▶ [CHALLENGE]: Images embedded in the records are excluded; print everything else exactly as given.

▶ [DATA FOR PROCESSING]:
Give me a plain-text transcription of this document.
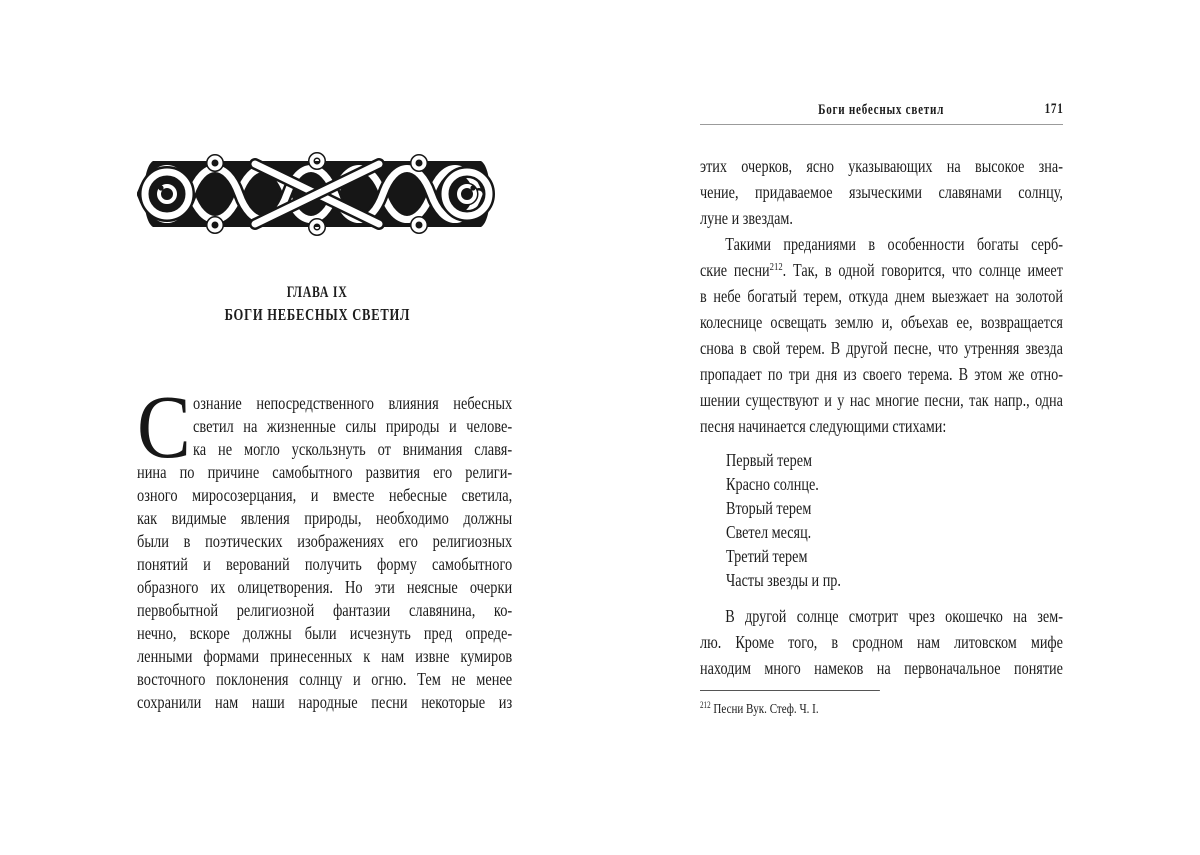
ГЛАВА IX
БОГИ НЕБЕСНЫХ СВЕТИЛ
С ознание непосредственного влияния небесных
светил на жизненные силы природы и челове-
ка не могло ускользнуть от внимания славя-
нина по причине самобытного развития его религи-
озного миросозерцания, и вместе небесные светила,
как видимые явления природы, необходимо должны
были в поэтических изображениях его религиозных
понятий и верований получить форму самобытного
образного их олицетворения. Но эти неясные очерки
первобытной религиозной фантазии славянина, ко-
нечно, вскоре должны были исчезнуть пред опреде-
ленными формами принесенных к нам извне кумиров
восточного поклонения солнцу и огню. Тем не менее
сохранили нам наши народные песни некоторые из
Боги небесных светил	171
этих очерков, ясно указывающих на высокое зна-
чение, придаваемое языческими славянами солнцу,
луне и звездам.
Такими преданиями в особенности богаты серб-
ские песни$^{212}$. Так, в одной говорится, что солнце имеет
в небе богатый терем, откуда днем выезжает на золотой
колеснице освещать землю и, объехав ее, возвращается
снова в свой терем. В другой песне, что утренняя звезда
пропадает по три дня из своего терема. В этом же отно-
шении существуют и у нас многие песни, так напр., одна
песня начинается следующими стихами:
Первый терем
Красно солнце.
Вторый терем
Светел месяц.
Третий терем
Часты звезды и пр.
В другой солнце смотрит чрез окошечко на зем-
лю. Кроме того, в сродном нам литовском мифе
находим много намеков на первоначальное понятие
$^{212}$ Песни Вук. Стеф. Ч. I.
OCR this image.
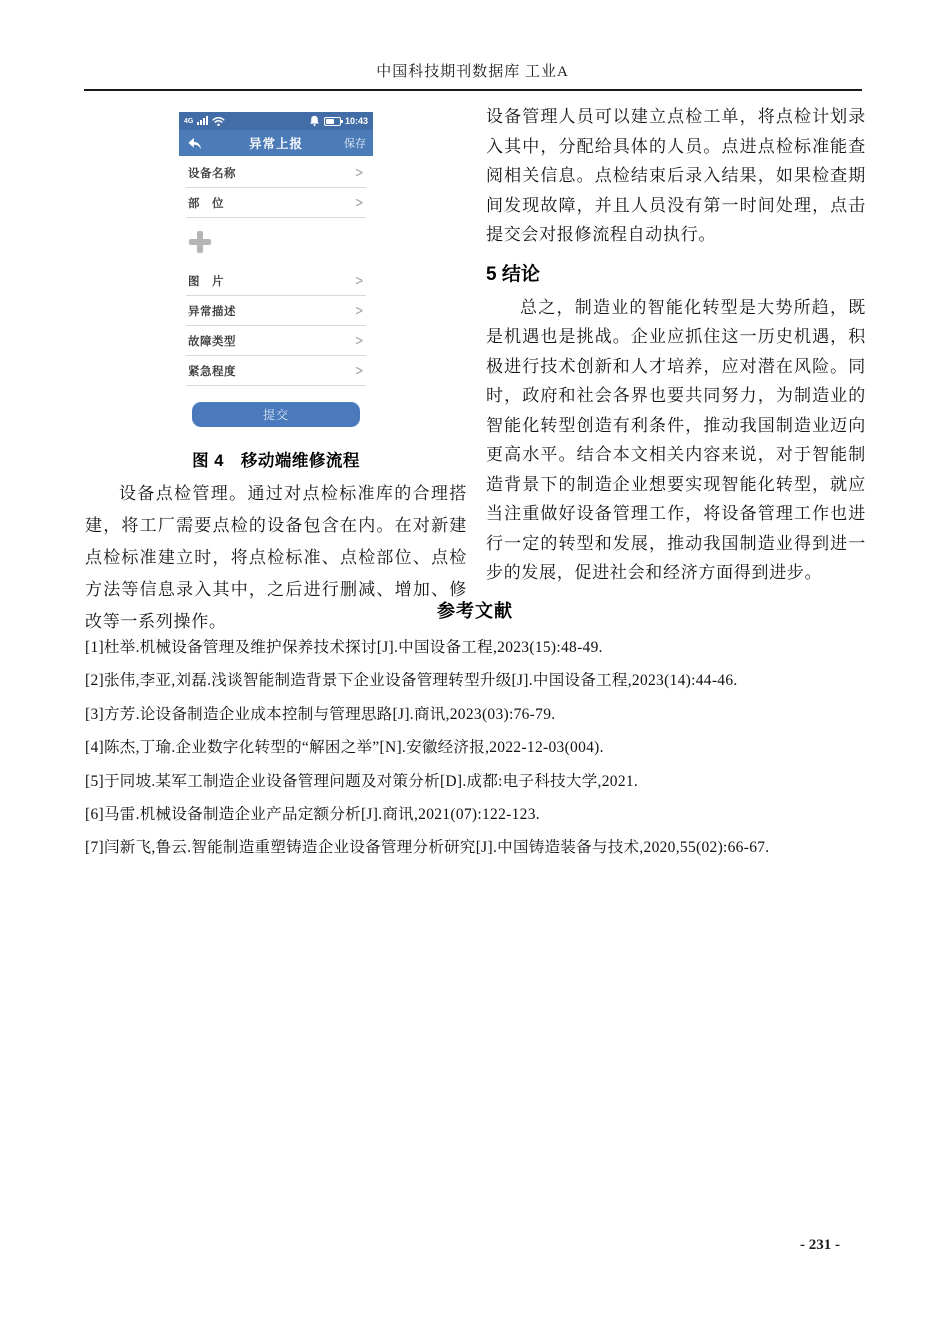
中国科技期刊数据库 工业A
4G	10:43
异常上报	保存
设备名称	>
部　位	>
图　片	>
异常描述	>
故障类型	>
紧急程度	>
提交
图 4　移动端维修流程

设备点检管理。通过对点检标准库的合理搭建，将工厂需要点检的设备包含在内。在对新建点检标准建立时，将点检标准、点检部位、点检方法等信息录入其中，之后进行删减、增加、修改等一系列操作。

设备管理人员可以建立点检工单，将点检计划录入其中，分配给具体的人员。点进点检标准能查阅相关信息。点检结束后录入结果，如果检查期间发现故障，并且人员没有第一时间处理，点击提交会对报修流程自动执行。

5 结论

总之，制造业的智能化转型是大势所趋，既是机遇也是挑战。企业应抓住这一历史机遇，积极进行技术创新和人才培养，应对潜在风险。同时，政府和社会各界也要共同努力，为制造业的智能化转型创造有利条件，推动我国制造业迈向更高水平。结合本文相关内容来说，对于智能制造背景下的制造企业想要实现智能化转型，就应当注重做好设备管理工作，将设备管理工作也进行一定的转型和发展，推动我国制造业得到进一步的发展，促进社会和经济方面得到进步。

参考文献
[1]杜举.机械设备管理及维护保养技术探讨[J].中国设备工程,2023(15):48-49.
[2]张伟,李亚,刘磊.浅谈智能制造背景下企业设备管理转型升级[J].中国设备工程,2023(14):44-46.
[3]方芳.论设备制造企业成本控制与管理思路[J].商讯,2023(03):76-79.
[4]陈杰,丁瑜.企业数字化转型的“解困之举”[N].安徽经济报,2022-12-03(004).
[5]于同坡.某军工制造企业设备管理问题及对策分析[D].成都:电子科技大学,2021.
[6]马雷.机械设备制造企业产品定额分析[J].商讯,2021(07):122-123.
[7]闫新飞,鲁云.智能制造重塑铸造企业设备管理分析研究[J].中国铸造装备与技术,2020,55(02):66-67.
- 231 -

▶ [RESPONSE TO THE TASK]:
Give me a plain-text transcription of this document.
ГЛАВА IX
БОГИ НЕБЕСНЫХ СВЕТИЛ
С ознание непосредственного влияния небесных
светил на жизненные силы природы и челове-
ка не могло ускользнуть от внимания славя-
нина по причине самобытного развития его религи-
озного миросозерцания, и вместе небесные светила,
как видимые явления природы, необходимо должны
были в поэтических изображениях его религиозных
понятий и верований получить форму самобытного
образного их олицетворения. Но эти неясные очерки
первобытной религиозной фантазии славянина, ко-
нечно, вскоре должны были исчезнуть пред опреде-
ленными формами принесенных к нам извне кумиров
восточного поклонения солнцу и огню. Тем не менее
сохранили нам наши народные песни некоторые из
Боги небесных светил	171
этих очерков, ясно указывающих на высокое зна-
чение, придаваемое языческими славянами солнцу,
луне и звездам.
Такими преданиями в особенности богаты серб-
ские песни$^{212}$. Так, в одной говорится, что солнце имеет
в небе богатый терем, откуда днем выезжает на золотой
колеснице освещать землю и, объехав ее, возвращается
снова в свой терем. В другой песне, что утренняя звезда
пропадает по три дня из своего терема. В этом же отно-
шении существуют и у нас многие песни, так напр., одна
песня начинается следующими стихами:
Первый терем
Красно солнце.
Вторый терем
Светел месяц.
Третий терем
Часты звезды и пр.
В другой солнце смотрит чрез окошечко на зем-
лю. Кроме того, в сродном нам литовском мифе
находим много намеков на первоначальное понятие
$^{212}$ Песни Вук. Стеф. Ч. I.
OCR this image.
中国科技期刊数据库 工业A
4G	10:43
异常上报	保存
设备名称	>
部　位	>
图　片	>
异常描述	>
故障类型	>
紧急程度	>
提交
图 4　移动端维修流程

设备点检管理。通过对点检标准库的合理搭建，将工厂需要点检的设备包含在内。在对新建点检标准建立时，将点检标准、点检部位、点检方法等信息录入其中，之后进行删减、增加、修改等一系列操作。

设备管理人员可以建立点检工单，将点检计划录入其中，分配给具体的人员。点进点检标准能查阅相关信息。点检结束后录入结果，如果检查期间发现故障，并且人员没有第一时间处理，点击提交会对报修流程自动执行。

5 结论

总之，制造业的智能化转型是大势所趋，既是机遇也是挑战。企业应抓住这一历史机遇，积极进行技术创新和人才培养，应对潜在风险。同时，政府和社会各界也要共同努力，为制造业的智能化转型创造有利条件，推动我国制造业迈向更高水平。结合本文相关内容来说，对于智能制造背景下的制造企业想要实现智能化转型，就应当注重做好设备管理工作，将设备管理工作也进行一定的转型和发展，推动我国制造业得到进一步的发展，促进社会和经济方面得到进步。

参考文献
[1]杜举.机械设备管理及维护保养技术探讨[J].中国设备工程,2023(15):48-49.
[2]张伟,李亚,刘磊.浅谈智能制造背景下企业设备管理转型升级[J].中国设备工程,2023(14):44-46.
[3]方芳.论设备制造企业成本控制与管理思路[J].商讯,2023(03):76-79.
[4]陈杰,丁瑜.企业数字化转型的“解困之举”[N].安徽经济报,2022-12-03(004).
[5]于同坡.某军工制造企业设备管理问题及对策分析[D].成都:电子科技大学,2021.
[6]马雷.机械设备制造企业产品定额分析[J].商讯,2021(07):122-123.
[7]闫新飞,鲁云.智能制造重塑铸造企业设备管理分析研究[J].中国铸造装备与技术,2020,55(02):66-67.
- 231 -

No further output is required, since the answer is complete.